Texto fornecido
╭──

Notícias

ABM realiza cerimônia virtual de posse de Carlos Kater

Discurso de saudação, na íntegra, da oradora Ilza Nogueira

ABM realiza cerimônia virtual de posse de Carlos Kater
Compartilhe:

A Academia Brasileira de Música realizou no dia 17 de março a cerimônia virtual de posse do acadêmico Carlos Kater. Eleito em dezembro do último ano, o musicólogo, compositor e educador musical Carlos Kater passou a ocupar a cadeira nº 16, que tinha como último acadêmico o saudoso Henrique Morelenbaum, Henrique Alves de Mesquita como Patrono e Ary José Ferreira como Fundador. A solenidade foi transmitida no canal da ABM no YouTube e está disponível no link https://www.youtube.com/watch?v=tDOpzWFG1Go

A cerimônia contou com o discurso de saudação da Acadêmica Ilza Nogueira, reproduzido a seguir:

Saudação a Carlos Kater

Ilza Nogueira
ABM, 17/3/2023

Boa tarde a todos! Quero, inicialmente, saudar nosso Presidente, Maestro André Cardoso, e todos os confrades e confreiras presentes nesta sessão. Saúdo também, muito especialmente, os familiares e amigos do Professor Carlos Kater, que hoje recebemos em nosso fraterno convívio na Academia Brasileira de Música para ocupar a cadeira 16, substituindo o saudoso maestro Henrique Morelenbaum.

╰──

Liste todas as pessoas que a notícia sobre a posse de Carlos Kater associa à cadeira nº 16 da Academia Brasileira de Música e indique o papel de cada uma em relação a essa cadeira.

Extrato de dados
╭──

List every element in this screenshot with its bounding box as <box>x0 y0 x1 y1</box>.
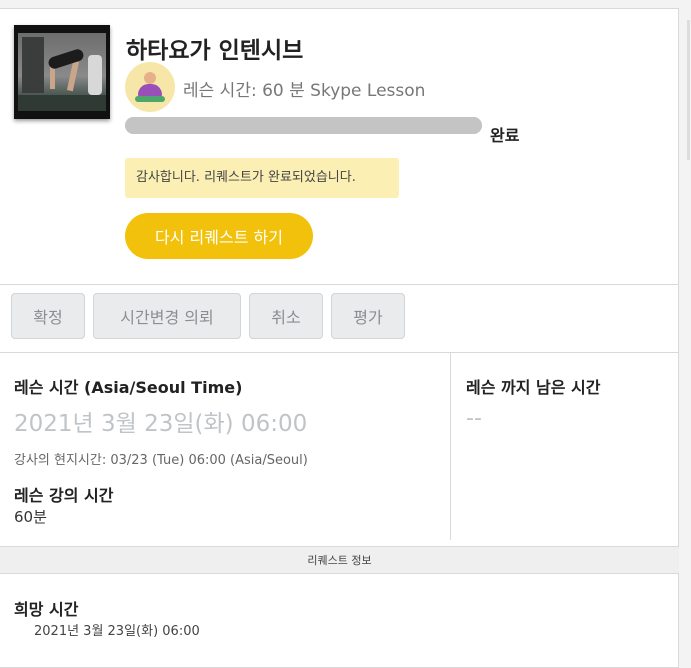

╰──

Resposta final
- Carlos Kater: passou a ocupar a cadeira.
- Henrique Morelenbaum: último acadêmico.
- Henrique Alves de Mesquita: Patrono.
- Ary José Ferreira: Fundador.